_EXERCISE DIRECTIONS_.
Reproduce each line of the material exactly, minus any picture.

(Dataset items)
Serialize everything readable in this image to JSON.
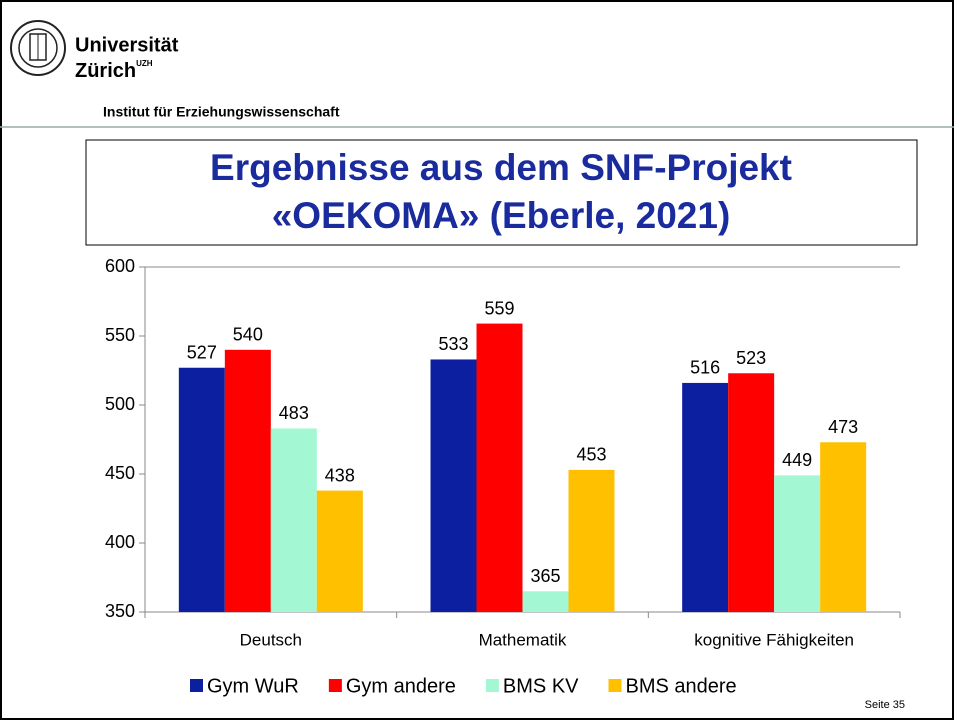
{
  "header": {
    "university_line1": "Universität",
    "university_line2": "Zürich",
    "university_mark": "UZH",
    "institute": "Institut für Erziehungswissenschaft"
  },
  "chart_data": {
    "type": "bar",
    "title": [
      "Ergebnisse aus dem SNF-Projekt",
      "«OEKOMA» (Eberle, 2021)"
    ],
    "categories": [
      "Deutsch",
      "Mathematik",
      "kognitive Fähigkeiten"
    ],
    "series": [
      {
        "name": "Gym WuR",
        "color": "#0b1fa0",
        "values": [
          527,
          533,
          516
        ]
      },
      {
        "name": "Gym andere",
        "color": "#ff0000",
        "values": [
          540,
          559,
          523
        ]
      },
      {
        "name": "BMS KV",
        "color": "#a3f7d2",
        "values": [
          483,
          365,
          449
        ]
      },
      {
        "name": "BMS andere",
        "color": "#ffc000",
        "values": [
          438,
          453,
          473
        ]
      }
    ],
    "ylim": [
      350,
      600
    ],
    "yticks": [
      350,
      400,
      450,
      500,
      550,
      600
    ]
  },
  "footer": {
    "page": "Seite 35"
  }
}
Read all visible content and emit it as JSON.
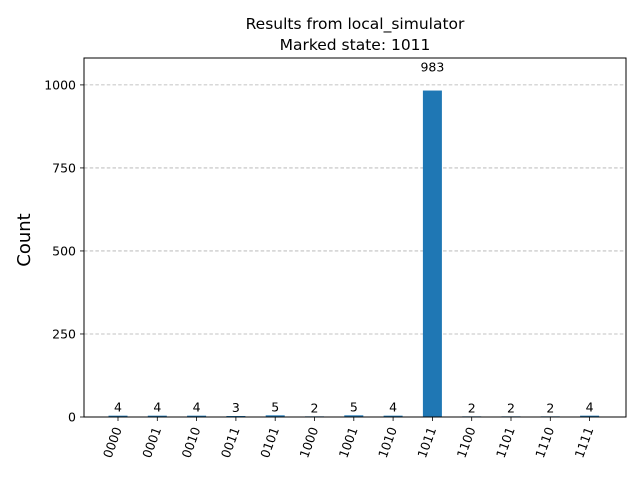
{
  "chart_data": {
    "type": "bar",
    "title": "Results from local_simulator",
    "subtitle": "Marked state: 1011",
    "xlabel": "",
    "ylabel": "Count",
    "categories": [
      "0000",
      "0001",
      "0010",
      "0011",
      "0101",
      "1000",
      "1001",
      "1010",
      "1011",
      "1100",
      "1101",
      "1110",
      "1111"
    ],
    "values": [
      4,
      4,
      4,
      3,
      5,
      2,
      5,
      4,
      983,
      2,
      2,
      2,
      4
    ],
    "ylim": [
      0,
      1081
    ],
    "yticks": [
      0,
      250,
      500,
      750,
      1000
    ],
    "grid": "y-dashed",
    "legend": "none",
    "bar_color": "#1f77b4",
    "grid_color": "#b0b0b0"
  }
}
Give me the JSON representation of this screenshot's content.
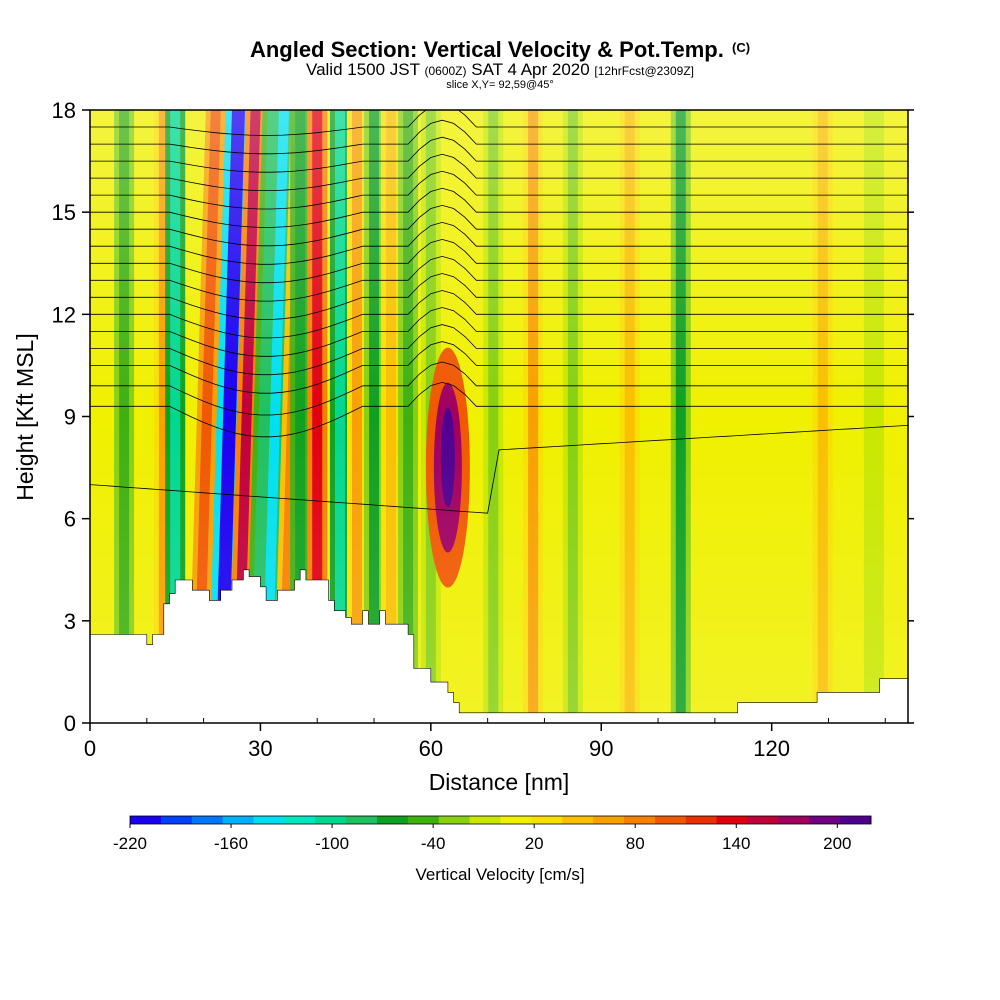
{
  "header": {
    "title": "Angled Section: Vertical Velocity & Pot.Temp.",
    "title_mark": "(C)",
    "valid_prefix": "Valid 1500 JST",
    "valid_utc": "(0600Z)",
    "valid_date": "SAT 4 Apr 2020",
    "forecast": "[12hrFcst@2309Z]",
    "slice": "slice X,Y= 92,59@45°"
  },
  "chart_data": {
    "type": "heatmap",
    "xlabel": "Distance [nm]",
    "ylabel": "Height [Kft MSL]",
    "xlim": [
      0,
      144
    ],
    "ylim": [
      0,
      18
    ],
    "x_ticks": [
      0,
      30,
      60,
      90,
      120
    ],
    "y_ticks": [
      0,
      3,
      6,
      9,
      12,
      15,
      18
    ],
    "colorbar": {
      "label": "Vertical Velocity [cm/s]",
      "range": [
        -220,
        220
      ],
      "tick_values": [
        -220,
        -160,
        -100,
        -40,
        20,
        80,
        140,
        200
      ],
      "colors": [
        "#1a00f0",
        "#0040f8",
        "#0078f8",
        "#00b0f8",
        "#00e0f0",
        "#00e8c0",
        "#00d890",
        "#20c060",
        "#10a020",
        "#40b010",
        "#88d010",
        "#c8e800",
        "#f0f000",
        "#f8e000",
        "#f8c000",
        "#f8a000",
        "#f88000",
        "#f05800",
        "#e83000",
        "#e00010",
        "#c00038",
        "#a00060",
        "#700080",
        "#500090"
      ],
      "tick_label_strings": [
        "-220",
        "-160",
        "-100",
        "-40",
        "20",
        "80",
        "140",
        "200"
      ]
    },
    "velocity_bands": [
      {
        "x": 6,
        "v": -40
      },
      {
        "x": 13,
        "v": 60
      },
      {
        "x": 15,
        "v": -100
      },
      {
        "x": 19,
        "v": 100
      },
      {
        "x": 23,
        "v": -220
      },
      {
        "x": 26,
        "v": 150
      },
      {
        "x": 29,
        "v": -90
      },
      {
        "x": 31,
        "v": -140
      },
      {
        "x": 34,
        "v": 90
      },
      {
        "x": 37,
        "v": -70
      },
      {
        "x": 40,
        "v": 130
      },
      {
        "x": 44,
        "v": -100
      },
      {
        "x": 47,
        "v": 60
      },
      {
        "x": 50,
        "v": -60
      },
      {
        "x": 53,
        "v": 40
      },
      {
        "x": 56,
        "v": -50
      },
      {
        "x": 60,
        "v": -30
      },
      {
        "x": 63,
        "v": 210
      },
      {
        "x": 71,
        "v": -30
      },
      {
        "x": 78,
        "v": 60
      },
      {
        "x": 85,
        "v": -20
      },
      {
        "x": 95,
        "v": 40
      },
      {
        "x": 104,
        "v": -60
      },
      {
        "x": 116,
        "v": 10
      },
      {
        "x": 129,
        "v": 40
      },
      {
        "x": 138,
        "v": -10
      }
    ],
    "terrain": {
      "x": [
        0,
        7,
        7,
        10,
        10,
        11,
        11,
        13,
        13,
        14,
        14,
        15,
        15,
        18,
        18,
        21,
        21,
        23,
        23,
        25,
        25,
        27,
        27,
        28,
        28,
        30,
        30,
        31,
        31,
        33,
        33,
        36,
        36,
        37,
        37,
        38,
        38,
        42,
        42,
        43,
        43,
        45,
        45,
        46,
        46,
        48,
        48,
        49,
        49,
        51,
        51,
        52,
        52,
        56,
        56,
        57,
        57,
        58,
        58,
        60,
        60,
        63,
        63,
        64,
        64,
        65,
        65,
        66,
        66,
        68,
        68,
        114,
        114,
        128,
        128,
        139,
        139,
        144
      ],
      "height": [
        2.6,
        2.6,
        2.6,
        2.6,
        2.3,
        2.3,
        2.6,
        2.6,
        3.5,
        3.5,
        3.8,
        3.8,
        4.2,
        4.2,
        3.9,
        3.9,
        3.6,
        3.6,
        3.9,
        3.9,
        4.2,
        4.2,
        4.5,
        4.5,
        4.3,
        4.3,
        4.0,
        4.0,
        3.6,
        3.6,
        3.9,
        3.9,
        4.2,
        4.2,
        4.5,
        4.5,
        4.2,
        4.2,
        3.6,
        3.6,
        3.3,
        3.3,
        3.1,
        3.1,
        2.9,
        2.9,
        3.3,
        3.3,
        2.9,
        2.9,
        3.3,
        3.3,
        2.9,
        2.9,
        2.6,
        2.6,
        1.6,
        1.6,
        1.6,
        1.6,
        1.2,
        1.2,
        0.9,
        0.9,
        0.6,
        0.6,
        0.3,
        0.3,
        0.3,
        0.3,
        0.3,
        0.3,
        0.6,
        0.6,
        0.9,
        0.9,
        1.3,
        1.3
      ]
    },
    "theta_contour_heights": [
      9.3,
      9.9,
      10.5,
      11.0,
      11.5,
      12.0,
      12.5,
      13.0,
      13.5,
      14.0,
      14.5,
      15.0,
      15.5,
      16.0,
      16.5,
      17.0,
      17.5
    ]
  }
}
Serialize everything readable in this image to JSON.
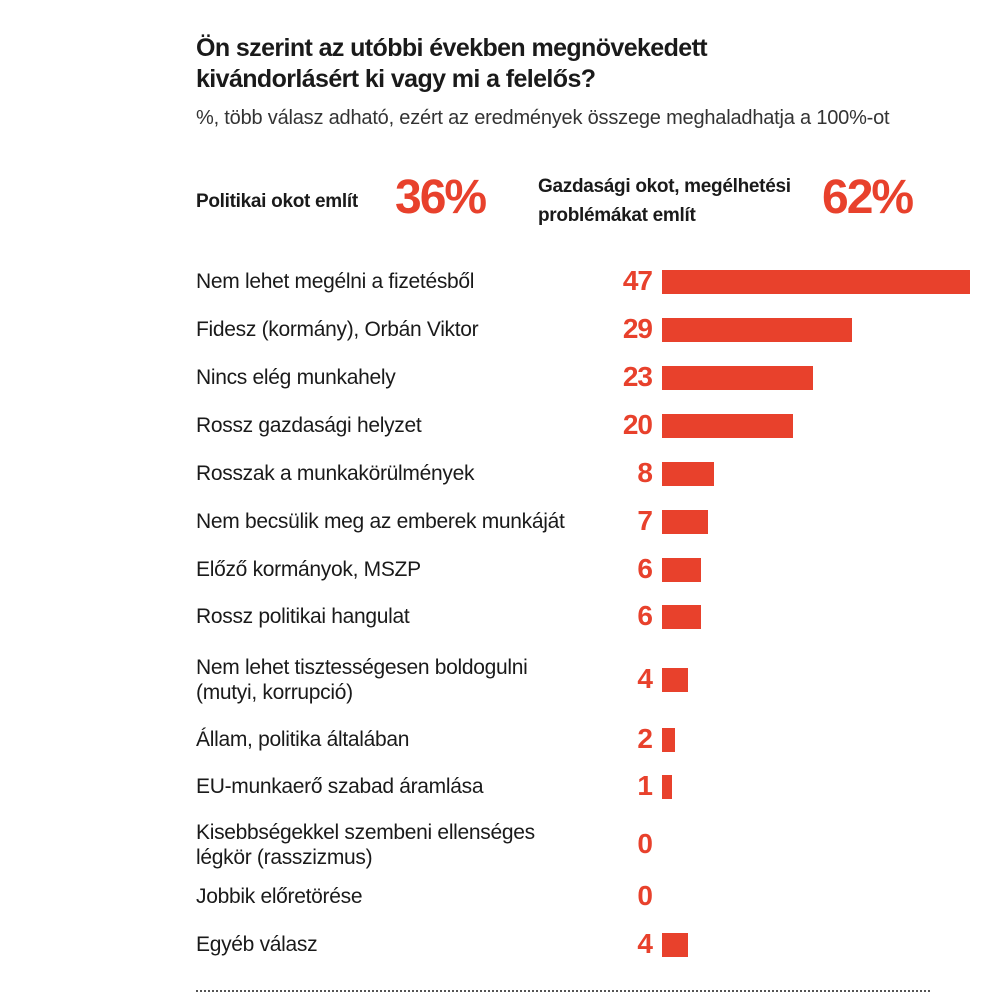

_ANSWER IN FULL_.
Serialize everything readable in this image to JSON.
{
  "header": {
    "university_line1": "Universität",
    "university_line2": "Zürich",
    "university_mark": "UZH",
    "institute": "Institut für Erziehungswissenschaft"
  },
  "chart_data": {
    "type": "bar",
    "title": [
      "Ergebnisse aus dem SNF-Projekt",
      "«OEKOMA» (Eberle, 2021)"
    ],
    "categories": [
      "Deutsch",
      "Mathematik",
      "kognitive Fähigkeiten"
    ],
    "series": [
      {
        "name": "Gym WuR",
        "color": "#0b1fa0",
        "values": [
          527,
          533,
          516
        ]
      },
      {
        "name": "Gym andere",
        "color": "#ff0000",
        "values": [
          540,
          559,
          523
        ]
      },
      {
        "name": "BMS KV",
        "color": "#a3f7d2",
        "values": [
          483,
          365,
          449
        ]
      },
      {
        "name": "BMS andere",
        "color": "#ffc000",
        "values": [
          438,
          453,
          473
        ]
      }
    ],
    "ylim": [
      350,
      600
    ],
    "yticks": [
      350,
      400,
      450,
      500,
      550,
      600
    ]
  },
  "footer": {
    "page": "Seite 35"
  }
}
Read all visible content and emit it as JSON.
{
  "chart_data": {
    "type": "bar",
    "title": "Results from local_simulator",
    "subtitle": "Marked state: 1011",
    "xlabel": "",
    "ylabel": "Count",
    "categories": [
      "0000",
      "0001",
      "0010",
      "0011",
      "0101",
      "1000",
      "1001",
      "1010",
      "1011",
      "1100",
      "1101",
      "1110",
      "1111"
    ],
    "values": [
      4,
      4,
      4,
      3,
      5,
      2,
      5,
      4,
      983,
      2,
      2,
      2,
      4
    ],
    "ylim": [
      0,
      1081
    ],
    "yticks": [
      0,
      250,
      500,
      750,
      1000
    ],
    "grid": "y-dashed",
    "legend": "none",
    "bar_color": "#1f77b4",
    "grid_color": "#b0b0b0"
  }
}
Give me the JSON representation of this screenshot's content.
{
  "header": {
    "title": "Angled Section: Vertical Velocity & Pot.Temp.",
    "title_mark": "(C)",
    "valid_prefix": "Valid 1500 JST",
    "valid_utc": "(0600Z)",
    "valid_date": "SAT 4 Apr 2020",
    "forecast": "[12hrFcst@2309Z]",
    "slice": "slice X,Y= 92,59@45°"
  },
  "chart_data": {
    "type": "heatmap",
    "xlabel": "Distance [nm]",
    "ylabel": "Height [Kft MSL]",
    "xlim": [
      0,
      144
    ],
    "ylim": [
      0,
      18
    ],
    "x_ticks": [
      0,
      30,
      60,
      90,
      120
    ],
    "y_ticks": [
      0,
      3,
      6,
      9,
      12,
      15,
      18
    ],
    "colorbar": {
      "label": "Vertical Velocity [cm/s]",
      "range": [
        -220,
        220
      ],
      "tick_values": [
        -220,
        -160,
        -100,
        -40,
        20,
        80,
        140,
        200
      ],
      "colors": [
        "#1a00f0",
        "#0040f8",
        "#0078f8",
        "#00b0f8",
        "#00e0f0",
        "#00e8c0",
        "#00d890",
        "#20c060",
        "#10a020",
        "#40b010",
        "#88d010",
        "#c8e800",
        "#f0f000",
        "#f8e000",
        "#f8c000",
        "#f8a000",
        "#f88000",
        "#f05800",
        "#e83000",
        "#e00010",
        "#c00038",
        "#a00060",
        "#700080",
        "#500090"
      ],
      "tick_label_strings": [
        "-220",
        "-160",
        "-100",
        "-40",
        "20",
        "80",
        "140",
        "200"
      ]
    },
    "velocity_bands": [
      {
        "x": 6,
        "v": -40
      },
      {
        "x": 13,
        "v": 60
      },
      {
        "x": 15,
        "v": -100
      },
      {
        "x": 19,
        "v": 100
      },
      {
        "x": 23,
        "v": -220
      },
      {
        "x": 26,
        "v": 150
      },
      {
        "x": 29,
        "v": -90
      },
      {
        "x": 31,
        "v": -140
      },
      {
        "x": 34,
        "v": 90
      },
      {
        "x": 37,
        "v": -70
      },
      {
        "x": 40,
        "v": 130
      },
      {
        "x": 44,
        "v": -100
      },
      {
        "x": 47,
        "v": 60
      },
      {
        "x": 50,
        "v": -60
      },
      {
        "x": 53,
        "v": 40
      },
      {
        "x": 56,
        "v": -50
      },
      {
        "x": 60,
        "v": -30
      },
      {
        "x": 63,
        "v": 210
      },
      {
        "x": 71,
        "v": -30
      },
      {
        "x": 78,
        "v": 60
      },
      {
        "x": 85,
        "v": -20
      },
      {
        "x": 95,
        "v": 40
      },
      {
        "x": 104,
        "v": -60
      },
      {
        "x": 116,
        "v": 10
      },
      {
        "x": 129,
        "v": 40
      },
      {
        "x": 138,
        "v": -10
      }
    ],
    "terrain": {
      "x": [
        0,
        7,
        7,
        10,
        10,
        11,
        11,
        13,
        13,
        14,
        14,
        15,
        15,
        18,
        18,
        21,
        21,
        23,
        23,
        25,
        25,
        27,
        27,
        28,
        28,
        30,
        30,
        31,
        31,
        33,
        33,
        36,
        36,
        37,
        37,
        38,
        38,
        42,
        42,
        43,
        43,
        45,
        45,
        46,
        46,
        48,
        48,
        49,
        49,
        51,
        51,
        52,
        52,
        56,
        56,
        57,
        57,
        58,
        58,
        60,
        60,
        63,
        63,
        64,
        64,
        65,
        65,
        66,
        66,
        68,
        68,
        114,
        114,
        128,
        128,
        139,
        139,
        144
      ],
      "height": [
        2.6,
        2.6,
        2.6,
        2.6,
        2.3,
        2.3,
        2.6,
        2.6,
        3.5,
        3.5,
        3.8,
        3.8,
        4.2,
        4.2,
        3.9,
        3.9,
        3.6,
        3.6,
        3.9,
        3.9,
        4.2,
        4.2,
        4.5,
        4.5,
        4.3,
        4.3,
        4.0,
        4.0,
        3.6,
        3.6,
        3.9,
        3.9,
        4.2,
        4.2,
        4.5,
        4.5,
        4.2,
        4.2,
        3.6,
        3.6,
        3.3,
        3.3,
        3.1,
        3.1,
        2.9,
        2.9,
        3.3,
        3.3,
        2.9,
        2.9,
        3.3,
        3.3,
        2.9,
        2.9,
        2.6,
        2.6,
        1.6,
        1.6,
        1.6,
        1.6,
        1.2,
        1.2,
        0.9,
        0.9,
        0.6,
        0.6,
        0.3,
        0.3,
        0.3,
        0.3,
        0.3,
        0.3,
        0.6,
        0.6,
        0.9,
        0.9,
        1.3,
        1.3
      ]
    },
    "theta_contour_heights": [
      9.3,
      9.9,
      10.5,
      11.0,
      11.5,
      12.0,
      12.5,
      13.0,
      13.5,
      14.0,
      14.5,
      15.0,
      15.5,
      16.0,
      16.5,
      17.0,
      17.5
    ]
  }
}
Serialize everything readable in this image to JSON.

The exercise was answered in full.